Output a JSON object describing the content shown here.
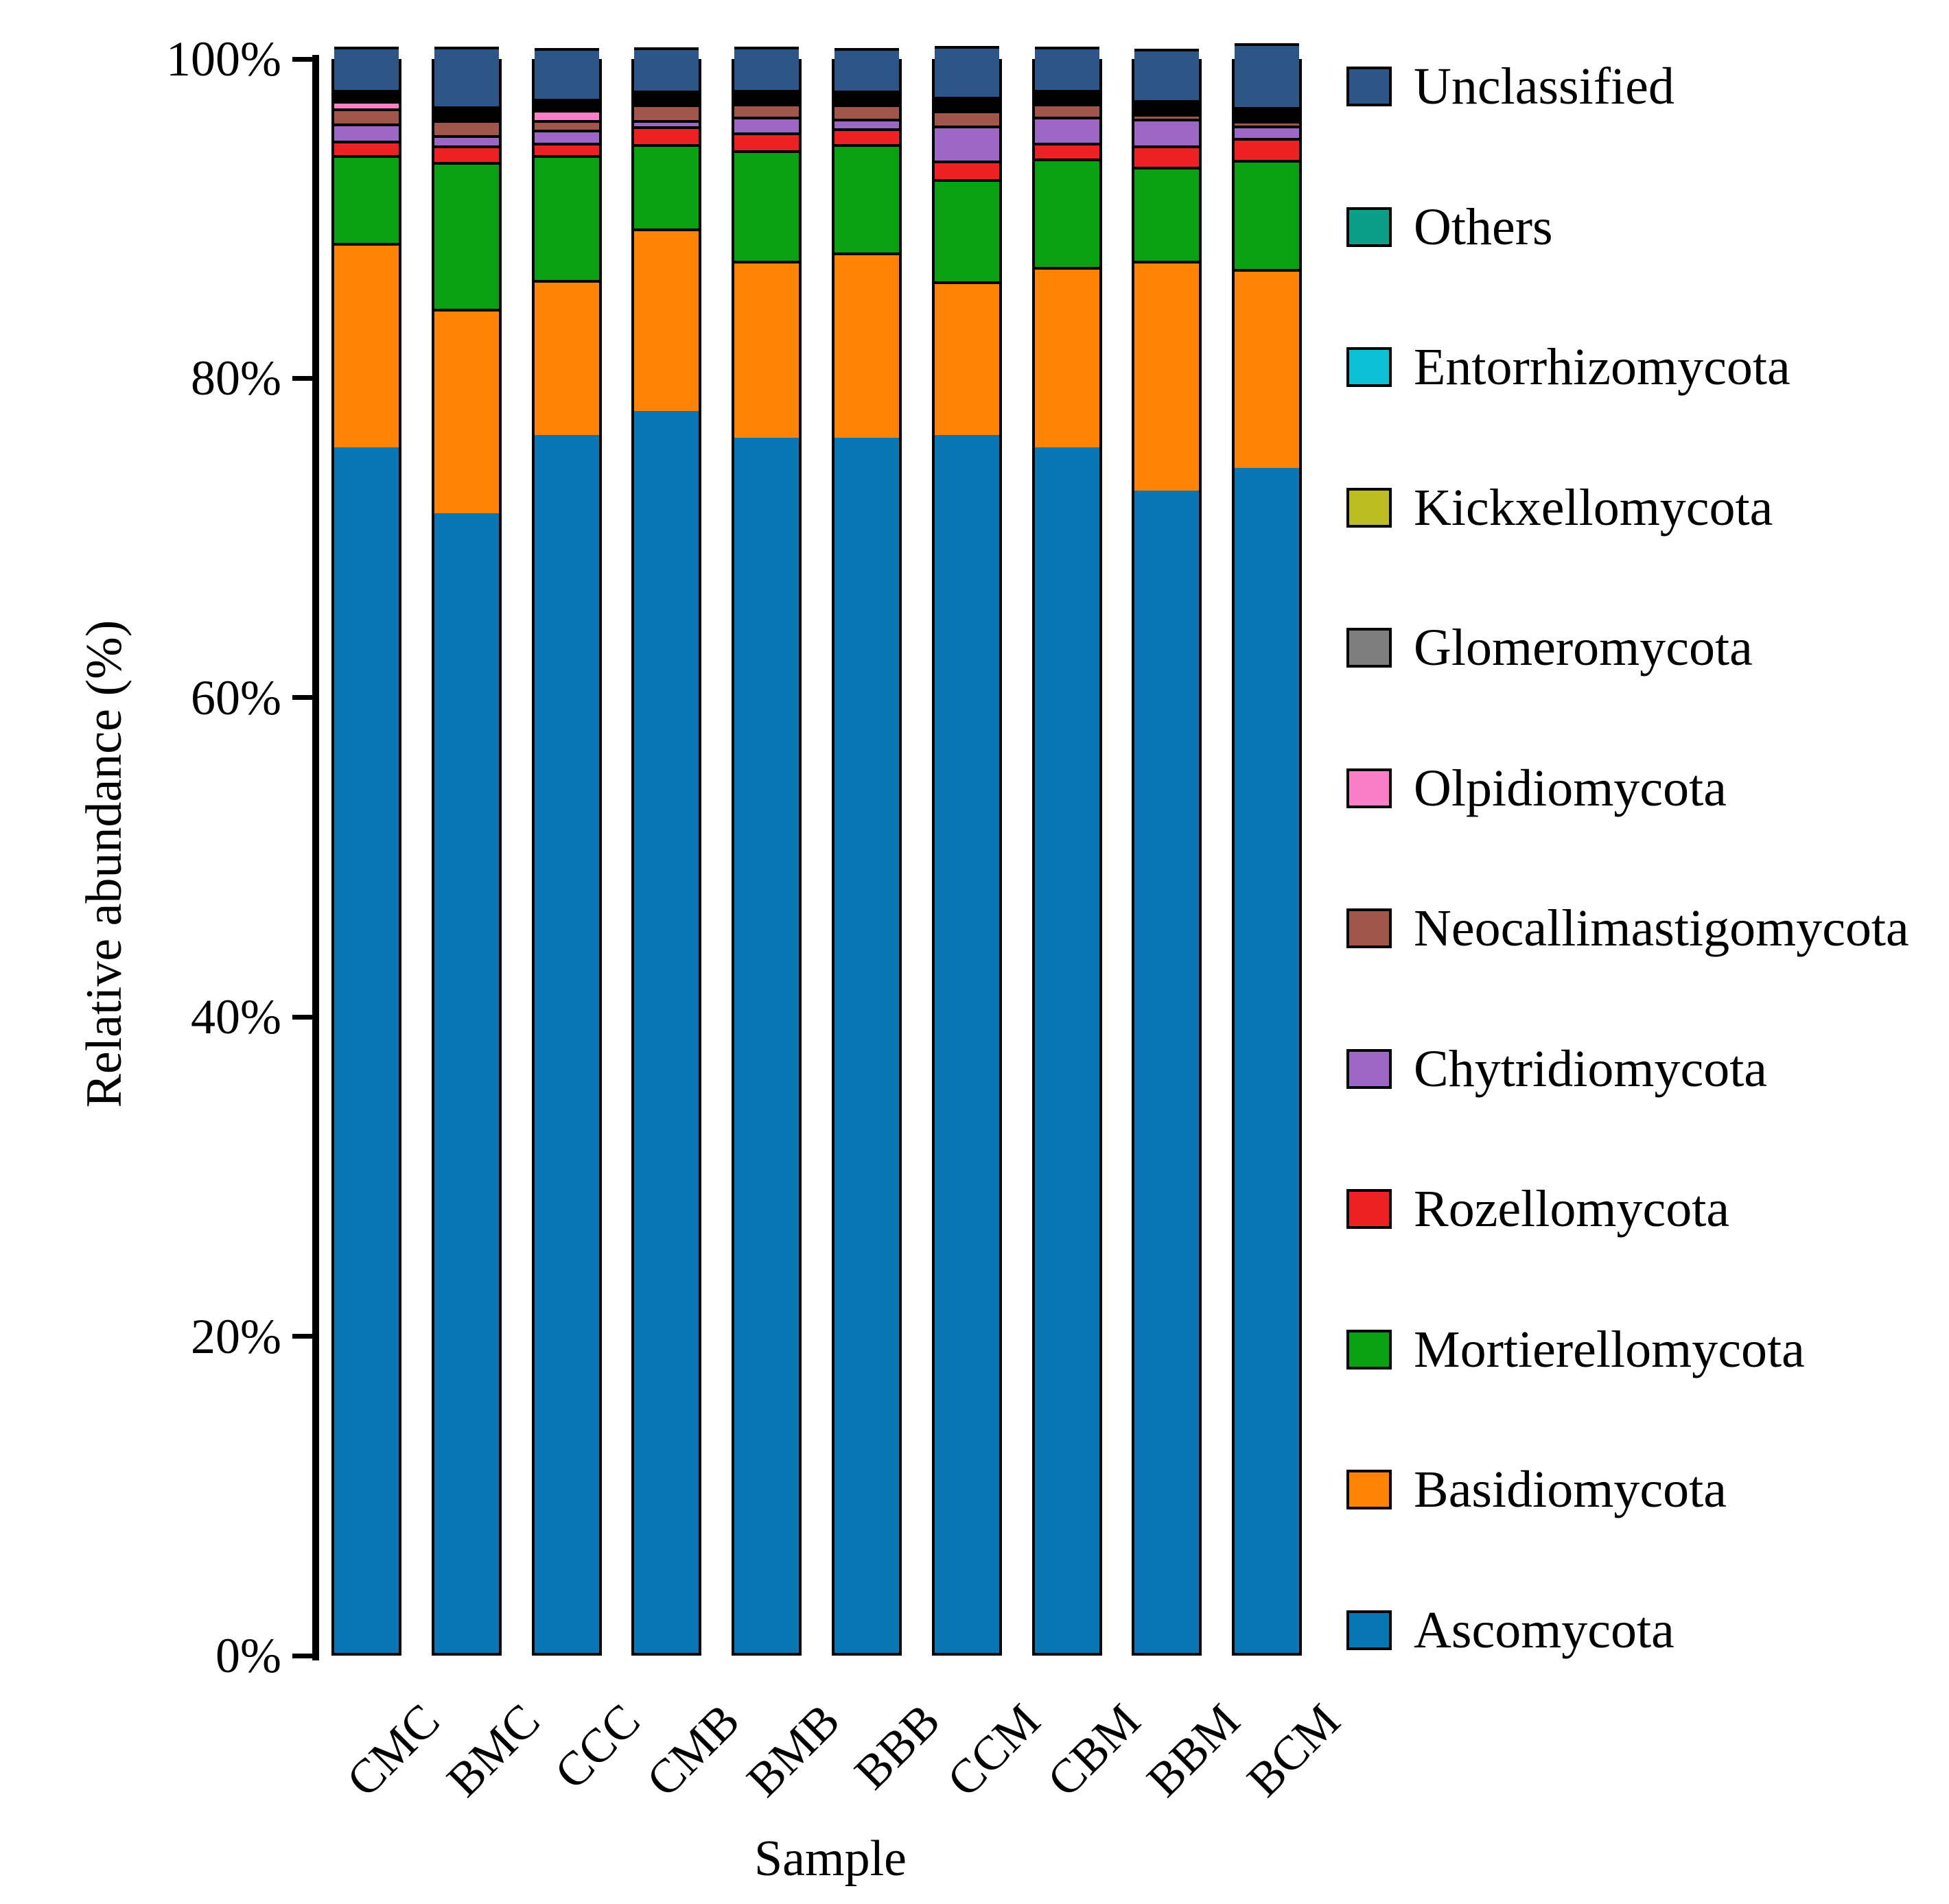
{
  "chart_data": {
    "type": "bar",
    "stacked": true,
    "xlabel": "Sample",
    "ylabel": "Relative abundance (%)",
    "ylim": [
      0,
      100
    ],
    "grid": false,
    "legend_position": "right",
    "y_ticks": [
      {
        "value": 100,
        "label": "100%"
      },
      {
        "value": 80,
        "label": "80%"
      },
      {
        "value": 60,
        "label": "60%"
      },
      {
        "value": 40,
        "label": "40%"
      },
      {
        "value": 20,
        "label": "20%"
      },
      {
        "value": 0,
        "label": "0%"
      }
    ],
    "categories": [
      "CMC",
      "BMC",
      "CCC",
      "CMB",
      "BMB",
      "BBB",
      "CCM",
      "CBM",
      "BBM",
      "BCM"
    ],
    "series": [
      {
        "name": "Ascomycota",
        "color": "#0b76b4",
        "values": [
          75.5,
          71.4,
          76.3,
          77.8,
          76.1,
          76.1,
          76.3,
          75.5,
          72.8,
          74.2
        ]
      },
      {
        "name": "Basidiomycota",
        "color": "#fe8306",
        "values": [
          12.8,
          12.8,
          9.7,
          11.4,
          11.1,
          11.6,
          9.6,
          11.3,
          14.4,
          12.5
        ]
      },
      {
        "name": "Mortierellomycota",
        "color": "#09a013",
        "values": [
          5.5,
          9.2,
          7.8,
          5.3,
          6.9,
          6.8,
          6.4,
          6.8,
          5.9,
          6.8
        ]
      },
      {
        "name": "Rozellomycota",
        "color": "#ee2224",
        "values": [
          0.9,
          1.0,
          0.8,
          1.1,
          1.15,
          1.0,
          1.15,
          1.0,
          1.3,
          1.4
        ]
      },
      {
        "name": "Chytridiomycota",
        "color": "#9d68c5",
        "values": [
          1.1,
          0.65,
          0.8,
          0.4,
          0.95,
          0.6,
          2.2,
          1.6,
          1.7,
          0.75
        ]
      },
      {
        "name": "Neocallimastigomycota",
        "color": "#a0564b",
        "values": [
          0.95,
          0.95,
          0.6,
          1.0,
          0.85,
          0.9,
          0.95,
          0.85,
          0.3,
          0.3
        ]
      },
      {
        "name": "Olpidiomycota",
        "color": "#f97fc6",
        "values": [
          0.45,
          0.05,
          0.65,
          0.04,
          0.05,
          0.05,
          0.06,
          0.06,
          0.08,
          0.02
        ]
      },
      {
        "name": "Glomeromycota",
        "color": "#7f7f7f",
        "values": [
          0.03,
          0.05,
          0.04,
          0.15,
          0.05,
          0.05,
          0.05,
          0.06,
          0.08,
          0.01
        ]
      },
      {
        "name": "Kickxellomycota",
        "color": "#bcbd22",
        "values": [
          0.03,
          0.05,
          0.04,
          0.03,
          0.05,
          0.05,
          0.04,
          0.05,
          0.08,
          0.01
        ]
      },
      {
        "name": "Entorrhizomycota",
        "color": "#0ec0d6",
        "values": [
          0.02,
          0.04,
          0.03,
          0.03,
          0.04,
          0.05,
          0.02,
          0.03,
          0.06,
          0.005
        ]
      },
      {
        "name": "Others",
        "color": "#0d9e88",
        "values": [
          0.02,
          0.06,
          0.04,
          0.05,
          0.06,
          0.15,
          0.03,
          0.05,
          0.1,
          0.005
        ]
      },
      {
        "name": "Unclassified",
        "color": "#2d5586",
        "values": [
          2.7,
          3.75,
          3.2,
          2.7,
          2.7,
          2.65,
          3.2,
          2.7,
          3.2,
          4.0
        ]
      }
    ],
    "legend_top_to_bottom": [
      "Unclassified",
      "Others",
      "Entorrhizomycota",
      "Kickxellomycota",
      "Glomeromycota",
      "Olpidiomycota",
      "Neocallimastigomycota",
      "Chytridiomycota",
      "Rozellomycota",
      "Mortierellomycota",
      "Basidiomycota",
      "Ascomycota"
    ]
  }
}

★ ★ ★ ★

Apart from the pictures, the entries above are to be repeated in full and exactly.

# Task output
Output a JSON object describing the content shown here.
{
  "chart_data": {
    "type": "bar",
    "stacked": true,
    "xlabel": "Sample",
    "ylabel": "Relative abundance (%)",
    "ylim": [
      0,
      100
    ],
    "grid": false,
    "legend_position": "right",
    "y_ticks": [
      {
        "value": 100,
        "label": "100%"
      },
      {
        "value": 80,
        "label": "80%"
      },
      {
        "value": 60,
        "label": "60%"
      },
      {
        "value": 40,
        "label": "40%"
      },
      {
        "value": 20,
        "label": "20%"
      },
      {
        "value": 0,
        "label": "0%"
      }
    ],
    "categories": [
      "CMC",
      "BMC",
      "CCC",
      "CMB",
      "BMB",
      "BBB",
      "CCM",
      "CBM",
      "BBM",
      "BCM"
    ],
    "series": [
      {
        "name": "Ascomycota",
        "color": "#0b76b4",
        "values": [
          75.5,
          71.4,
          76.3,
          77.8,
          76.1,
          76.1,
          76.3,
          75.5,
          72.8,
          74.2
        ]
      },
      {
        "name": "Basidiomycota",
        "color": "#fe8306",
        "values": [
          12.8,
          12.8,
          9.7,
          11.4,
          11.1,
          11.6,
          9.6,
          11.3,
          14.4,
          12.5
        ]
      },
      {
        "name": "Mortierellomycota",
        "color": "#09a013",
        "values": [
          5.5,
          9.2,
          7.8,
          5.3,
          6.9,
          6.8,
          6.4,
          6.8,
          5.9,
          6.8
        ]
      },
      {
        "name": "Rozellomycota",
        "color": "#ee2224",
        "values": [
          0.9,
          1.0,
          0.8,
          1.1,
          1.15,
          1.0,
          1.15,
          1.0,
          1.3,
          1.4
        ]
      },
      {
        "name": "Chytridiomycota",
        "color": "#9d68c5",
        "values": [
          1.1,
          0.65,
          0.8,
          0.4,
          0.95,
          0.6,
          2.2,
          1.6,
          1.7,
          0.75
        ]
      },
      {
        "name": "Neocallimastigomycota",
        "color": "#a0564b",
        "values": [
          0.95,
          0.95,
          0.6,
          1.0,
          0.85,
          0.9,
          0.95,
          0.85,
          0.3,
          0.3
        ]
      },
      {
        "name": "Olpidiomycota",
        "color": "#f97fc6",
        "values": [
          0.45,
          0.05,
          0.65,
          0.04,
          0.05,
          0.05,
          0.06,
          0.06,
          0.08,
          0.02
        ]
      },
      {
        "name": "Glomeromycota",
        "color": "#7f7f7f",
        "values": [
          0.03,
          0.05,
          0.04,
          0.15,
          0.05,
          0.05,
          0.05,
          0.06,
          0.08,
          0.01
        ]
      },
      {
        "name": "Kickxellomycota",
        "color": "#bcbd22",
        "values": [
          0.03,
          0.05,
          0.04,
          0.03,
          0.05,
          0.05,
          0.04,
          0.05,
          0.08,
          0.01
        ]
      },
      {
        "name": "Entorrhizomycota",
        "color": "#0ec0d6",
        "values": [
          0.02,
          0.04,
          0.03,
          0.03,
          0.04,
          0.05,
          0.02,
          0.03,
          0.06,
          0.005
        ]
      },
      {
        "name": "Others",
        "color": "#0d9e88",
        "values": [
          0.02,
          0.06,
          0.04,
          0.05,
          0.06,
          0.15,
          0.03,
          0.05,
          0.1,
          0.005
        ]
      },
      {
        "name": "Unclassified",
        "color": "#2d5586",
        "values": [
          2.7,
          3.75,
          3.2,
          2.7,
          2.7,
          2.65,
          3.2,
          2.7,
          3.2,
          4.0
        ]
      }
    ],
    "legend_top_to_bottom": [
      "Unclassified",
      "Others",
      "Entorrhizomycota",
      "Kickxellomycota",
      "Glomeromycota",
      "Olpidiomycota",
      "Neocallimastigomycota",
      "Chytridiomycota",
      "Rozellomycota",
      "Mortierellomycota",
      "Basidiomycota",
      "Ascomycota"
    ]
  }
}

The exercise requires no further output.